What the task asks: Every entry that follows should be reproduced exactly.

Source records:
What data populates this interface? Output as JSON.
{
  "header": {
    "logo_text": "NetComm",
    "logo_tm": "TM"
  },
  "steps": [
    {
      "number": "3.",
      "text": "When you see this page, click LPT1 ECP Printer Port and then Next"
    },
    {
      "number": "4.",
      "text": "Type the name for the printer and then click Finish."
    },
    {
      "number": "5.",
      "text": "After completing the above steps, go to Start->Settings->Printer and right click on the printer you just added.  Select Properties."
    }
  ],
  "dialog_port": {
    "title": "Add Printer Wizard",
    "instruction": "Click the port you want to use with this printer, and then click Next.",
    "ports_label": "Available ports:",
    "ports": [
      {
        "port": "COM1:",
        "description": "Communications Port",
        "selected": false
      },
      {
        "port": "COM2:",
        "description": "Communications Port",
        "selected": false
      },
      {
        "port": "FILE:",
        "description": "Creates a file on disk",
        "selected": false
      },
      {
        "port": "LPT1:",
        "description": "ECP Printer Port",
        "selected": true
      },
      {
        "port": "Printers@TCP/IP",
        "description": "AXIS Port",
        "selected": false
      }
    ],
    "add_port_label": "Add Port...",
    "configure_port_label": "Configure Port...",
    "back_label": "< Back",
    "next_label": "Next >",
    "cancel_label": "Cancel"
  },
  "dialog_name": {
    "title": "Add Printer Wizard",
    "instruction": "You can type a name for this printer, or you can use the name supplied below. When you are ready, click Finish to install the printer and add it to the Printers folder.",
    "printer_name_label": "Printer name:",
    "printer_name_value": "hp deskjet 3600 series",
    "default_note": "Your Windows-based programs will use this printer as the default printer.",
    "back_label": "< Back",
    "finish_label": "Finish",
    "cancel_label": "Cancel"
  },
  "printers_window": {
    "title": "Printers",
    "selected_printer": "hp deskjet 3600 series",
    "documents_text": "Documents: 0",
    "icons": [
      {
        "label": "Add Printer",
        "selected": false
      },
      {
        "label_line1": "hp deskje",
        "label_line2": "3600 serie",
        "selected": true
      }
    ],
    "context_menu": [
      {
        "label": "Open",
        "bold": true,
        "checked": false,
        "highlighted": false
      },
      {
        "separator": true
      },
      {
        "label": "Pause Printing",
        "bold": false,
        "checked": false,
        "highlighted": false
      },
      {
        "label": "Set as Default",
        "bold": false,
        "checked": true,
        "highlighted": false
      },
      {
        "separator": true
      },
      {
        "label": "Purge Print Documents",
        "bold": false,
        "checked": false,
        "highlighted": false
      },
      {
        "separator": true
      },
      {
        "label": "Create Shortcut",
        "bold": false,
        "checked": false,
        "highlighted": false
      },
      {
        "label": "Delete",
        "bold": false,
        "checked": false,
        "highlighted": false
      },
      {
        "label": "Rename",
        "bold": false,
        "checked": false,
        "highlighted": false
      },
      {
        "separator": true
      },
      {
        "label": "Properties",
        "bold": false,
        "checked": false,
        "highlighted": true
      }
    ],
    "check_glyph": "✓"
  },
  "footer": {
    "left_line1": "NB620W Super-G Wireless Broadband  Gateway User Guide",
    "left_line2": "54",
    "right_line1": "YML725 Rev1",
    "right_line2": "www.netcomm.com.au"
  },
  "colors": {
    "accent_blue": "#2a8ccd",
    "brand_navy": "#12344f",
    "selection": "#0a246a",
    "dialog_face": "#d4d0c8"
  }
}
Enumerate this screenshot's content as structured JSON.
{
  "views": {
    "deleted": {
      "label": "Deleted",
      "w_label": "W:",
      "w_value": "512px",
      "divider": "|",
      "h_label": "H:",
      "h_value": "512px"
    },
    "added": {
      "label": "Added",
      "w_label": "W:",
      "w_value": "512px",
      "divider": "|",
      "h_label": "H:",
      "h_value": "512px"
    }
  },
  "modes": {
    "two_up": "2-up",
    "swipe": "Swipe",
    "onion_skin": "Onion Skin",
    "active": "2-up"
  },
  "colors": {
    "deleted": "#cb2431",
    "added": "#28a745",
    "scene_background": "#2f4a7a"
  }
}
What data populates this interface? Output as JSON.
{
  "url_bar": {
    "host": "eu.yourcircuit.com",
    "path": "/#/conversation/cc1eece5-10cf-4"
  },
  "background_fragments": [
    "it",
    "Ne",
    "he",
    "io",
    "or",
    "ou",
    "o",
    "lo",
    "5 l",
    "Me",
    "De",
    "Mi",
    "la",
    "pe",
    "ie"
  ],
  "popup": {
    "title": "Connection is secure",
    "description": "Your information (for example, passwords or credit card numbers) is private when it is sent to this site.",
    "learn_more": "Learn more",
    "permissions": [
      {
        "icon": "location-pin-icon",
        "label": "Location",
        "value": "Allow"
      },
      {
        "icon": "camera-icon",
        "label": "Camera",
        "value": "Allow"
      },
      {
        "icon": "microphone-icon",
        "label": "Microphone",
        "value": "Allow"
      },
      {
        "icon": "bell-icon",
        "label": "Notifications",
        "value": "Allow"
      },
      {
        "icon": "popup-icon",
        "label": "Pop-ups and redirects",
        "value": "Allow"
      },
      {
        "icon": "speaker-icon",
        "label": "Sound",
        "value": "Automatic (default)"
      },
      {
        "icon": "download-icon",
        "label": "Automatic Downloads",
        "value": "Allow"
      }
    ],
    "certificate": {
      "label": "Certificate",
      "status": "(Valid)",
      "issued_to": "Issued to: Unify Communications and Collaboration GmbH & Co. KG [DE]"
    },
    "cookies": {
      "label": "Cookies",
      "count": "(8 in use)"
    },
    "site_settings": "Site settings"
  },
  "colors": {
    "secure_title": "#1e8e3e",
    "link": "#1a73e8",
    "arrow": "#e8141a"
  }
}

Complete response:
What data populates this interface? Output as JSON.
{
  "header": {
    "logo_text": "NetComm",
    "logo_tm": "TM"
  },
  "steps": [
    {
      "number": "3.",
      "text": "When you see this page, click LPT1 ECP Printer Port and then Next"
    },
    {
      "number": "4.",
      "text": "Type the name for the printer and then click Finish."
    },
    {
      "number": "5.",
      "text": "After completing the above steps, go to Start->Settings->Printer and right click on the printer you just added.  Select Properties."
    }
  ],
  "dialog_port": {
    "title": "Add Printer Wizard",
    "instruction": "Click the port you want to use with this printer, and then click Next.",
    "ports_label": "Available ports:",
    "ports": [
      {
        "port": "COM1:",
        "description": "Communications Port",
        "selected": false
      },
      {
        "port": "COM2:",
        "description": "Communications Port",
        "selected": false
      },
      {
        "port": "FILE:",
        "description": "Creates a file on disk",
        "selected": false
      },
      {
        "port": "LPT1:",
        "description": "ECP Printer Port",
        "selected": true
      },
      {
        "port": "Printers@TCP/IP",
        "description": "AXIS Port",
        "selected": false
      }
    ],
    "add_port_label": "Add Port...",
    "configure_port_label": "Configure Port...",
    "back_label": "< Back",
    "next_label": "Next >",
    "cancel_label": "Cancel"
  },
  "dialog_name": {
    "title": "Add Printer Wizard",
    "instruction": "You can type a name for this printer, or you can use the name supplied below. When you are ready, click Finish to install the printer and add it to the Printers folder.",
    "printer_name_label": "Printer name:",
    "printer_name_value": "hp deskjet 3600 series",
    "default_note": "Your Windows-based programs will use this printer as the default printer.",
    "back_label": "< Back",
    "finish_label": "Finish",
    "cancel_label": "Cancel"
  },
  "printers_window": {
    "title": "Printers",
    "selected_printer": "hp deskjet 3600 series",
    "documents_text": "Documents: 0",
    "icons": [
      {
        "label": "Add Printer",
        "selected": false
      },
      {
        "label_line1": "hp deskje",
        "label_line2": "3600 serie",
        "selected": true
      }
    ],
    "context_menu": [
      {
        "label": "Open",
        "bold": true,
        "checked": false,
        "highlighted": false
      },
      {
        "separator": true
      },
      {
        "label": "Pause Printing",
        "bold": false,
        "checked": false,
        "highlighted": false
      },
      {
        "label": "Set as Default",
        "bold": false,
        "checked": true,
        "highlighted": false
      },
      {
        "separator": true
      },
      {
        "label": "Purge Print Documents",
        "bold": false,
        "checked": false,
        "highlighted": false
      },
      {
        "separator": true
      },
      {
        "label": "Create Shortcut",
        "bold": false,
        "checked": false,
        "highlighted": false
      },
      {
        "label": "Delete",
        "bold": false,
        "checked": false,
        "highlighted": false
      },
      {
        "label": "Rename",
        "bold": false,
        "checked": false,
        "highlighted": false
      },
      {
        "separator": true
      },
      {
        "label": "Properties",
        "bold": false,
        "checked": false,
        "highlighted": true
      }
    ],
    "check_glyph": "✓"
  },
  "footer": {
    "left_line1": "NB620W Super-G Wireless Broadband  Gateway User Guide",
    "left_line2": "54",
    "right_line1": "YML725 Rev1",
    "right_line2": "www.netcomm.com.au"
  },
  "colors": {
    "accent_blue": "#2a8ccd",
    "brand_navy": "#12344f",
    "selection": "#0a246a",
    "dialog_face": "#d4d0c8"
  }
}
Enumerate this screenshot's content as structured JSON.
{
  "views": {
    "deleted": {
      "label": "Deleted",
      "w_label": "W:",
      "w_value": "512px",
      "divider": "|",
      "h_label": "H:",
      "h_value": "512px"
    },
    "added": {
      "label": "Added",
      "w_label": "W:",
      "w_value": "512px",
      "divider": "|",
      "h_label": "H:",
      "h_value": "512px"
    }
  },
  "modes": {
    "two_up": "2-up",
    "swipe": "Swipe",
    "onion_skin": "Onion Skin",
    "active": "2-up"
  },
  "colors": {
    "deleted": "#cb2431",
    "added": "#28a745",
    "scene_background": "#2f4a7a"
  }
}
What data populates this interface? Output as JSON.
{
  "url_bar": {
    "host": "eu.yourcircuit.com",
    "path": "/#/conversation/cc1eece5-10cf-4"
  },
  "background_fragments": [
    "it",
    "Ne",
    "he",
    "io",
    "or",
    "ou",
    "o",
    "lo",
    "5 l",
    "Me",
    "De",
    "Mi",
    "la",
    "pe",
    "ie"
  ],
  "popup": {
    "title": "Connection is secure",
    "description": "Your information (for example, passwords or credit card numbers) is private when it is sent to this site.",
    "learn_more": "Learn more",
    "permissions": [
      {
        "icon": "location-pin-icon",
        "label": "Location",
        "value": "Allow"
      },
      {
        "icon": "camera-icon",
        "label": "Camera",
        "value": "Allow"
      },
      {
        "icon": "microphone-icon",
        "label": "Microphone",
        "value": "Allow"
      },
      {
        "icon": "bell-icon",
        "label": "Notifications",
        "value": "Allow"
      },
      {
        "icon": "popup-icon",
        "label": "Pop-ups and redirects",
        "value": "Allow"
      },
      {
        "icon": "speaker-icon",
        "label": "Sound",
        "value": "Automatic (default)"
      },
      {
        "icon": "download-icon",
        "label": "Automatic Downloads",
        "value": "Allow"
      }
    ],
    "certificate": {
      "label": "Certificate",
      "status": "(Valid)",
      "issued_to": "Issued to: Unify Communications and Collaboration GmbH & Co. KG [DE]"
    },
    "cookies": {
      "label": "Cookies",
      "count": "(8 in use)"
    },
    "site_settings": "Site settings"
  },
  "colors": {
    "secure_title": "#1e8e3e",
    "link": "#1a73e8",
    "arrow": "#e8141a"
  }
}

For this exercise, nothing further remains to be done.